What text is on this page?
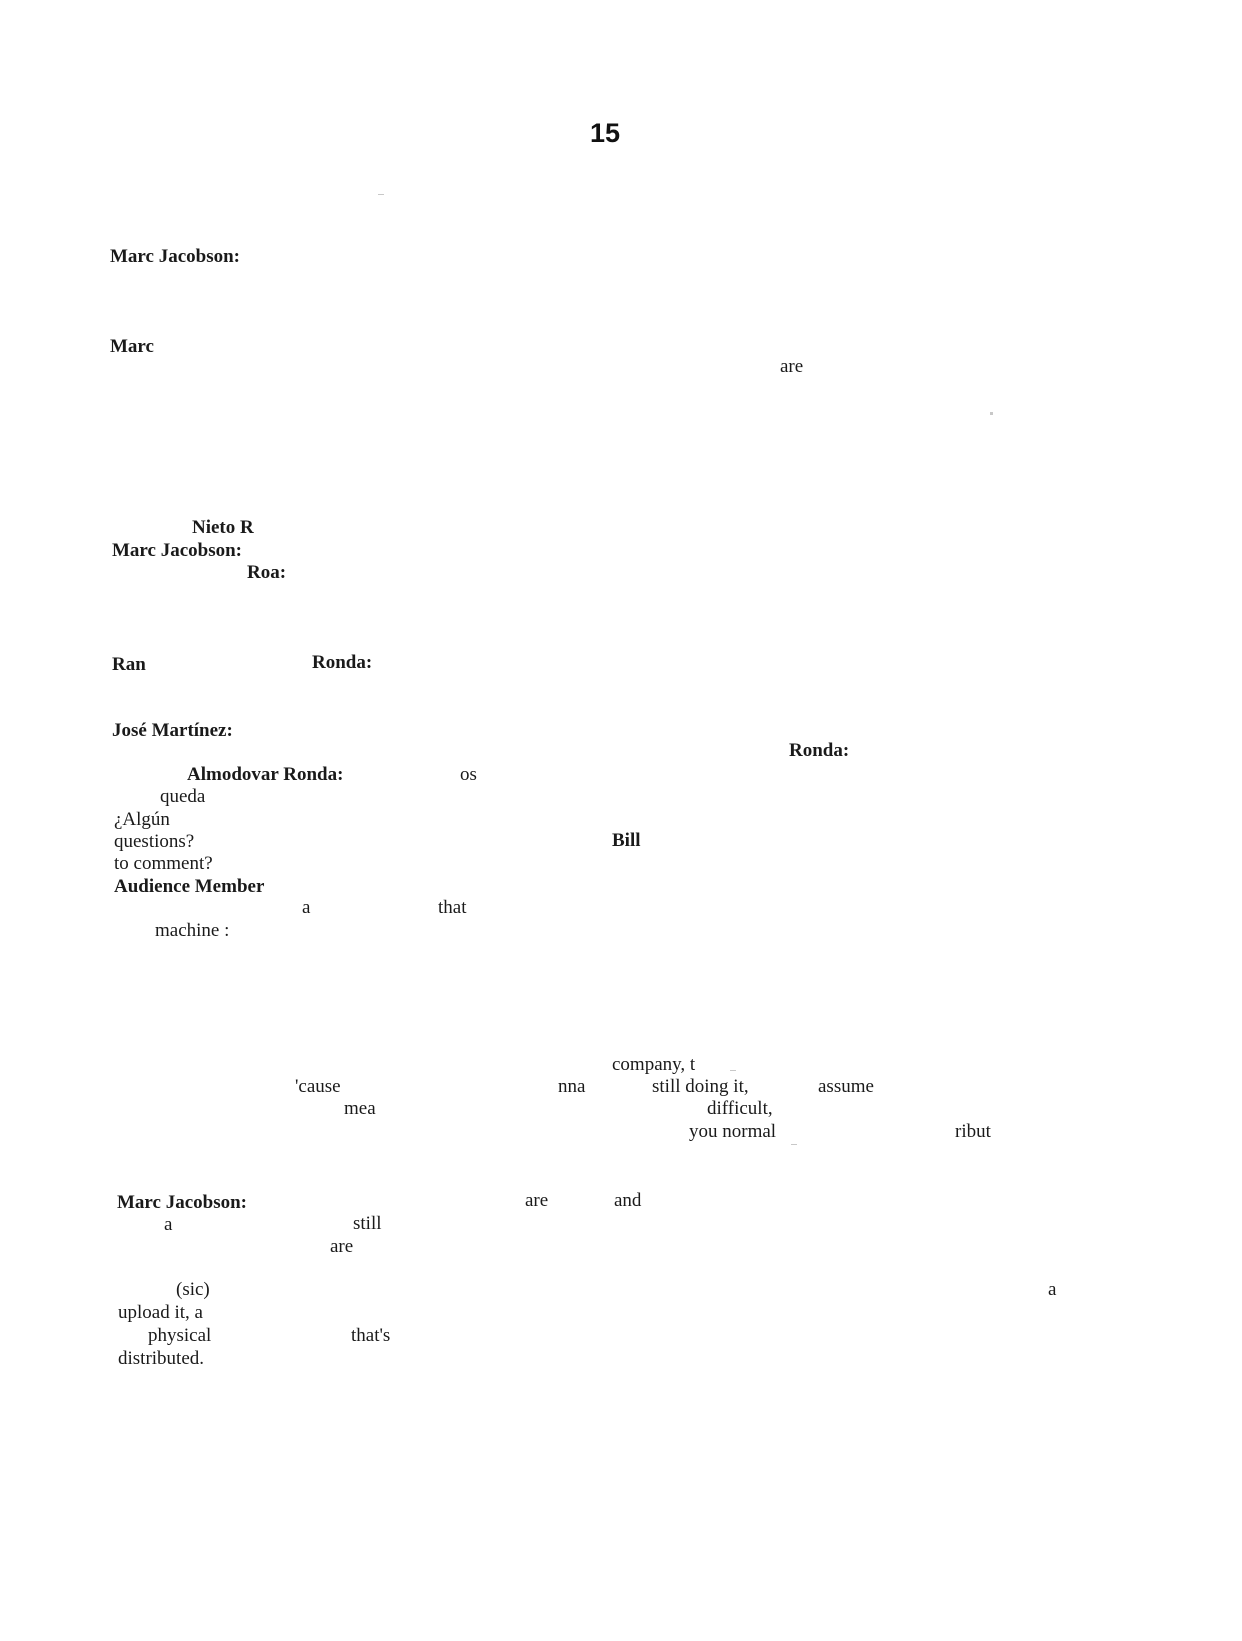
15
Marc Jacobson:
Marc
are
Nieto R
Marc Jacobson:
Roa:
Ran	Ronda:
José Martínez:
Ronda:
Almodovar Ronda:	os
queda
¿Algún
questions?	Bill
to comment?
Audience Member
a	that
machine :
company, t
'cause	nna	still doing it,	assume
mea	difficult,
you normal	ribut
Marc Jacobson:	are	and
a	still
are
(sic)	a
upload it, a
physical	that's
distributed.
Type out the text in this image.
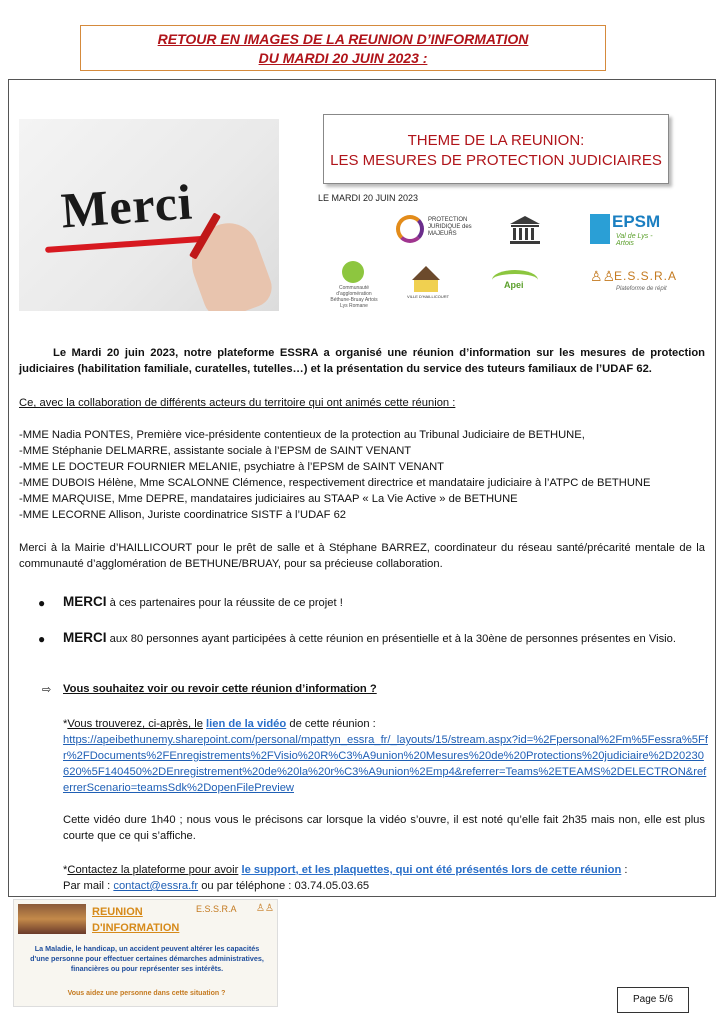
RETOUR EN IMAGES DE LA REUNION D’INFORMATION
DU MARDI 20 JUIN 2023 :
Merci
THEME DE LA REUNION:
LES MESURES DE PROTECTION JUDICIAIRES
LE MARDI 20 JUIN 2023
PROTECTION JURIDIQUE des MAJEURS
EPSM
Val de Lys - Artois
Communauté d'agglomération Béthune-Bruay Artois Lys Romane
VILLE D'HAILLICOURT
Apei
♙♙
E.S.S.R.A
Plateforme de répit
Le Mardi 20 juin 2023, notre plateforme ESSRA a organisé une réunion d’information sur les mesures de protection judiciaires (habilitation familiale, curatelles, tutelles…) et la présentation du service des tuteurs familiaux de l’UDAF 62.
Ce, avec la collaboration de différents acteurs du territoire qui ont animés cette réunion :
-MME Nadia PONTES, Première vice-présidente contentieux de la protection au Tribunal Judiciaire de BETHUNE,
-MME Stéphanie DELMARRE, assistante sociale à l’EPSM de SAINT VENANT
-MME LE DOCTEUR FOURNIER MELANIE, psychiatre à l’EPSM de SAINT VENANT
-MME DUBOIS Hélène, Mme SCALONNE Clémence, respectivement directrice et mandataire judiciaire à l’ATPC de BETHUNE
-MME MARQUISE, Mme DEPRE, mandataires judiciaires au STAAP « La Vie Active » de BETHUNE
-MME LECORNE Allison, Juriste coordinatrice SISTF à l’UDAF 62
Merci à la Mairie d’HAILLICOURT pour le prêt de salle et à Stéphane BARREZ, coordinateur du réseau santé/précarité mentale de la communauté d’agglomération de BETHUNE/BRUAY, pour sa précieuse collaboration.
● MERCI à ces partenaires pour la réussite de ce projet !
● MERCI aux 80 personnes ayant participées à cette réunion en présentielle et à la 30ène de personnes présentes en Visio.
⇨ Vous souhaitez voir ou revoir cette réunion d’information ?
*Vous trouverez, ci-après, le lien de la vidéo de cette réunion :
https://apeibethunemy.sharepoint.com/personal/mpattyn_essra_fr/_layouts/15/stream.aspx?id=%2Fpersonal%2Fm%5Fessra%5Ffr%2FDocuments%2FEnregistrements%2FVisio%20R%C3%A9union%20Mesures%20de%20Protections%20judiciaire%2D20230620%5F140450%2DEnregistrement%20de%20la%20r%C3%A9union%2Emp4&referrer=Teams%2ETEAMS%2DELECTRON&referrerScenario=teamsSdk%2DopenFilePreview
Cette vidéo dure 1h40 ; nous vous le précisons car lorsque la vidéo s’ouvre, il est noté qu’elle fait 2h35 mais non, elle est plus courte que ce qui s’affiche.
*Contactez la plateforme pour avoir le support, et les plaquettes, qui ont été présentés lors de cette réunion :
Par mail : contact@essra.fr ou par téléphone : 03.74.05.03.65
REUNION
D'INFORMATION
E.S.S.R.A ♙♙
La Maladie, le handicap, un accident peuvent altérer les capacités d'une personne pour effectuer certaines démarches administratives, financières ou pour représenter ses intérêts.
Vous aidez une personne dans cette situation ?
Page 5/6
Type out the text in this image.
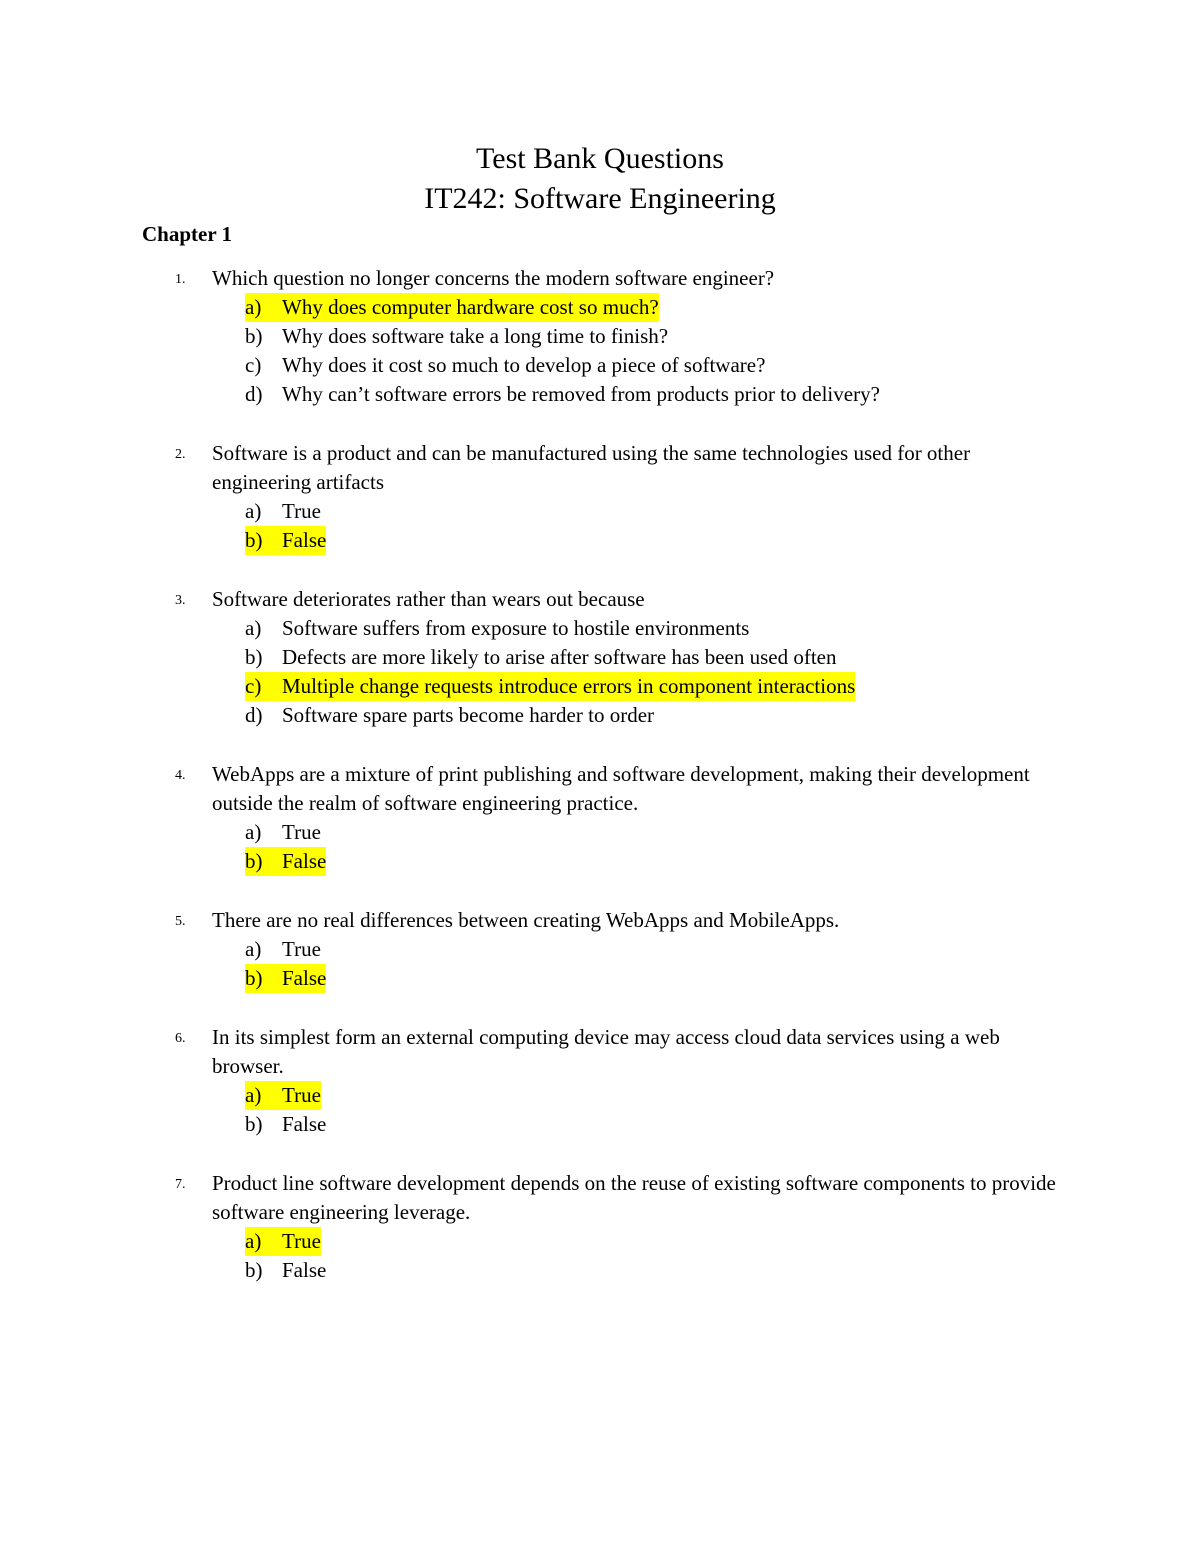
Test Bank Questions
IT242: Software Engineering
Chapter 1
1. Which question no longer concerns the modern software engineer?

a) Why does computer hardware cost so much?
b) Why does software take a long time to finish?
c) Why does it cost so much to develop a piece of software?
d) Why can’t software errors be removed from products prior to delivery?
2. Software is a product and can be manufactured using the same technologies used for other engineering artifacts

a) True
b) False
3. Software deteriorates rather than wears out because

a) Software suffers from exposure to hostile environments
b) Defects are more likely to arise after software has been used often
c) Multiple change requests introduce errors in component interactions
d) Software spare parts become harder to order
4. WebApps are a mixture of print publishing and software development, making their development outside the realm of software engineering practice.

a) True
b) False
5. There are no real differences between creating WebApps and MobileApps.

a) True
b) False
6. In its simplest form an external computing device may access cloud data services using a web browser.

a) True
b) False
7. Product line software development depends on the reuse of existing software components to provide software engineering leverage.

a) True
b) False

.....

Task to carry out = Every record above should be written out again exactly; the pictures stay out of the copy.

Expected output =
What text is on this page?
15
Marc Jacobson:
Marc
are
Nieto R
Marc Jacobson:
Roa:
Ran	Ronda:
José Martínez:
Ronda:
Almodovar Ronda:	os
queda
¿Algún
questions?	Bill
to comment?
Audience Member
a	that
machine :
company, t
'cause	nna	still doing it,	assume
mea	difficult,
you normal	ribut
Marc Jacobson:	are	and
a	still
are
(sic)	a
upload it, a
physical	that's
distributed.
Type out the text in this image.
RETOUR EN IMAGES DE LA REUNION D’INFORMATION
DU MARDI 20 JUIN 2023 :
Merci
THEME DE LA REUNION:
LES MESURES DE PROTECTION JUDICIAIRES
LE MARDI 20 JUIN 2023
PROTECTION JURIDIQUE des MAJEURS
EPSM
Val de Lys - Artois
Communauté d'agglomération Béthune-Bruay Artois Lys Romane
VILLE D'HAILLICOURT
Apei
♙♙
E.S.S.R.A
Plateforme de répit
Le Mardi 20 juin 2023, notre plateforme ESSRA a organisé une réunion d’information sur les mesures de protection judiciaires (habilitation familiale, curatelles, tutelles…) et la présentation du service des tuteurs familiaux de l’UDAF 62.
Ce, avec la collaboration de différents acteurs du territoire qui ont animés cette réunion :
-MME Nadia PONTES, Première vice-présidente contentieux de la protection au Tribunal Judiciaire de BETHUNE,
-MME Stéphanie DELMARRE, assistante sociale à l’EPSM de SAINT VENANT
-MME LE DOCTEUR FOURNIER MELANIE, psychiatre à l’EPSM de SAINT VENANT
-MME DUBOIS Hélène, Mme SCALONNE Clémence, respectivement directrice et mandataire judiciaire à l’ATPC de BETHUNE
-MME MARQUISE, Mme DEPRE, mandataires judiciaires au STAAP « La Vie Active » de BETHUNE
-MME LECORNE Allison, Juriste coordinatrice SISTF à l’UDAF 62
Merci à la Mairie d’HAILLICOURT pour le prêt de salle et à Stéphane BARREZ, coordinateur du réseau santé/précarité mentale de la communauté d’agglomération de BETHUNE/BRUAY, pour sa précieuse collaboration.
● MERCI à ces partenaires pour la réussite de ce projet !
● MERCI aux 80 personnes ayant participées à cette réunion en présentielle et à la 30ène de personnes présentes en Visio.
⇨ Vous souhaitez voir ou revoir cette réunion d’information ?
*Vous trouverez, ci-après, le lien de la vidéo de cette réunion :
https://apeibethunemy.sharepoint.com/personal/mpattyn_essra_fr/_layouts/15/stream.aspx?id=%2Fpersonal%2Fm%5Fessra%5Ffr%2FDocuments%2FEnregistrements%2FVisio%20R%C3%A9union%20Mesures%20de%20Protections%20judiciaire%2D20230620%5F140450%2DEnregistrement%20de%20la%20r%C3%A9union%2Emp4&referrer=Teams%2ETEAMS%2DELECTRON&referrerScenario=teamsSdk%2DopenFilePreview
Cette vidéo dure 1h40 ; nous vous le précisons car lorsque la vidéo s’ouvre, il est noté qu’elle fait 2h35 mais non, elle est plus courte que ce qui s’affiche.
*Contactez la plateforme pour avoir le support, et les plaquettes, qui ont été présentés lors de cette réunion :
Par mail : contact@essra.fr ou par téléphone : 03.74.05.03.65
REUNION
D'INFORMATION
E.S.S.R.A ♙♙
La Maladie, le handicap, un accident peuvent altérer les capacités d'une personne pour effectuer certaines démarches administratives, financières ou pour représenter ses intérêts.
Vous aidez une personne dans cette situation ?
Page 5/6
Type out the text in this image.
Test Bank Questions
IT242: Software Engineering
Chapter 1
1. Which question no longer concerns the modern software engineer?

a) Why does computer hardware cost so much?
b) Why does software take a long time to finish?
c) Why does it cost so much to develop a piece of software?
d) Why can’t software errors be removed from products prior to delivery?
2. Software is a product and can be manufactured using the same technologies used for other engineering artifacts

a) True
b) False
3. Software deteriorates rather than wears out because

a) Software suffers from exposure to hostile environments
b) Defects are more likely to arise after software has been used often
c) Multiple change requests introduce errors in component interactions
d) Software spare parts become harder to order
4. WebApps are a mixture of print publishing and software development, making their development outside the realm of software engineering practice.

a) True
b) False
5. There are no real differences between creating WebApps and MobileApps.

a) True
b) False
6. In its simplest form an external computing device may access cloud data services using a web browser.

a) True
b) False
7. Product line software development depends on the reuse of existing software components to provide software engineering leverage.

a) True
b) False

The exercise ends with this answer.